---- TEXTO PROPORCIONADO
La revisión del T-MEC y la presión política desde Estados Unidos marcarán el futuro del sector en México.
El futuro de la industria automotriz en México estará estrechamente ligado al entorno político y comercial de 2026, de acuerdo con Pedro Tello Villagrán, economista y asesor de empresas, quien consideró que el sector enfrentará un escenario de alta incertidumbre, derivado, principalmente, del estilo de negociación del presidente de la Unión Americana, Donald Trump, y del proceso de revisión del Tratado entre México, Estados Unidos y Canadá (T-MEC).
El especialista recordó que, mientras en 2020 Trump calificó al T-MEC como el acuerdo comercial más importante firmado por Estados Unidos, a inicios de 2026 declaró públicamente que el tratado es “irrelevante” y que el vecino del norte “no necesita autos hechos en México”.
--------
---- CONTENIDO DEL LISTADO
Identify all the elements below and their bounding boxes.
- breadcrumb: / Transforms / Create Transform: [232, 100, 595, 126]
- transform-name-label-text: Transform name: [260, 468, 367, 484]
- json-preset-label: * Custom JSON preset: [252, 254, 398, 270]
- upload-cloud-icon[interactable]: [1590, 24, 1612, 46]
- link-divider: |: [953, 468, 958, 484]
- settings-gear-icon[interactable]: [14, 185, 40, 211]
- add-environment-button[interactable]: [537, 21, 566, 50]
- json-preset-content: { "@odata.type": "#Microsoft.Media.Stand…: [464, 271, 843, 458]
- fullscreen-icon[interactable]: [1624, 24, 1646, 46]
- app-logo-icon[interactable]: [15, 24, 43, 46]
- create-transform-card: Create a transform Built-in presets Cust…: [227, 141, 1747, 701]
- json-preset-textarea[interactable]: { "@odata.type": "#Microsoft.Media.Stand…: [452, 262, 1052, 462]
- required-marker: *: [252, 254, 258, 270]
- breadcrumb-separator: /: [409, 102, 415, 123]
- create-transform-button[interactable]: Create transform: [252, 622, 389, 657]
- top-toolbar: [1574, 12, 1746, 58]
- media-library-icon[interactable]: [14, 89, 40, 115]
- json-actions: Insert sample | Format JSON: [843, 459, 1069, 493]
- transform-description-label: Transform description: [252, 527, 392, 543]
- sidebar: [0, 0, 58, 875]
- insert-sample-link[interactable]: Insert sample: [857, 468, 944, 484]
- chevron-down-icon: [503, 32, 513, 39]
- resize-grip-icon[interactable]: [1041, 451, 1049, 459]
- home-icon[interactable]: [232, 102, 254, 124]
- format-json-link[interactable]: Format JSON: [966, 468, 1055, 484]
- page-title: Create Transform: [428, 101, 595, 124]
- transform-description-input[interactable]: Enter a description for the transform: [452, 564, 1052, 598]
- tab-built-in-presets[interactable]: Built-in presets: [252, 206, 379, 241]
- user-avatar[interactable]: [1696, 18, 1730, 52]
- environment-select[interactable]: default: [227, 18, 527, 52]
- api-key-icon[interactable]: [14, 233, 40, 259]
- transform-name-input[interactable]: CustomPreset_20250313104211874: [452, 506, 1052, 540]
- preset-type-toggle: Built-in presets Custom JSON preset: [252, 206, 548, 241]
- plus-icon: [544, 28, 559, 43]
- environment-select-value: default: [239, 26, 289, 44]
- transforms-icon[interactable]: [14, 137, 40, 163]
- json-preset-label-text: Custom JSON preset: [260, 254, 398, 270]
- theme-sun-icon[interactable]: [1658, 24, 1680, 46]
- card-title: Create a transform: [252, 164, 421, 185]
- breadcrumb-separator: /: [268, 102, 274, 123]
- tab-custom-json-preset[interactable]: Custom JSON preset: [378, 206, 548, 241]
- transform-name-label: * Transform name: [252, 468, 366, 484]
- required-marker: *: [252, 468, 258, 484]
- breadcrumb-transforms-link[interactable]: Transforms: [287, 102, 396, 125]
--------
# TAREA PENDIENTE 1:
Imprime el fragmento del texto sobre la industria automotriz que va de "La revisión del" a "y Canadá (T-MEC).", ambos incluidos.
# TAREA PENDIENTE 2:
Responde según el texto sobre la industria automotriz:
(a) ¿A qué se dedica Pedro Tello Villagrán?
(b) ¿Cómo calificó Trump al T-MEC en 2020?
(c) Según la frase inicial, ¿qué dos factores marcarán el futuro del sector en México?

# RESULTADO OBTENIDO 1:
La revisión del T-MEC y la presión política desde Estados Unidos marcarán el futuro del sector en México.
El futuro de la industria automotriz en México estará estrechamente ligado al entorno político y comercial de 2026, de acuerdo con Pedro Tello Villagrán, economista y asesor de empresas, quien consideró que el sector enfrentará un escenario de alta incertidumbre, derivado, principalmente, del estilo de negociación del presidente de la Unión Americana, Donald Trump, y del proceso de revisión del Tratado entre México, Estados Unidos y Canadá (T-MEC).

# RESULTADO OBTENIDO 2:
(a) Es economista y asesor de empresas.
(b) Como el acuerdo comercial más importante firmado por Estados Unidos.
(c) La revisión del T-MEC y la presión política desde Estados Unidos.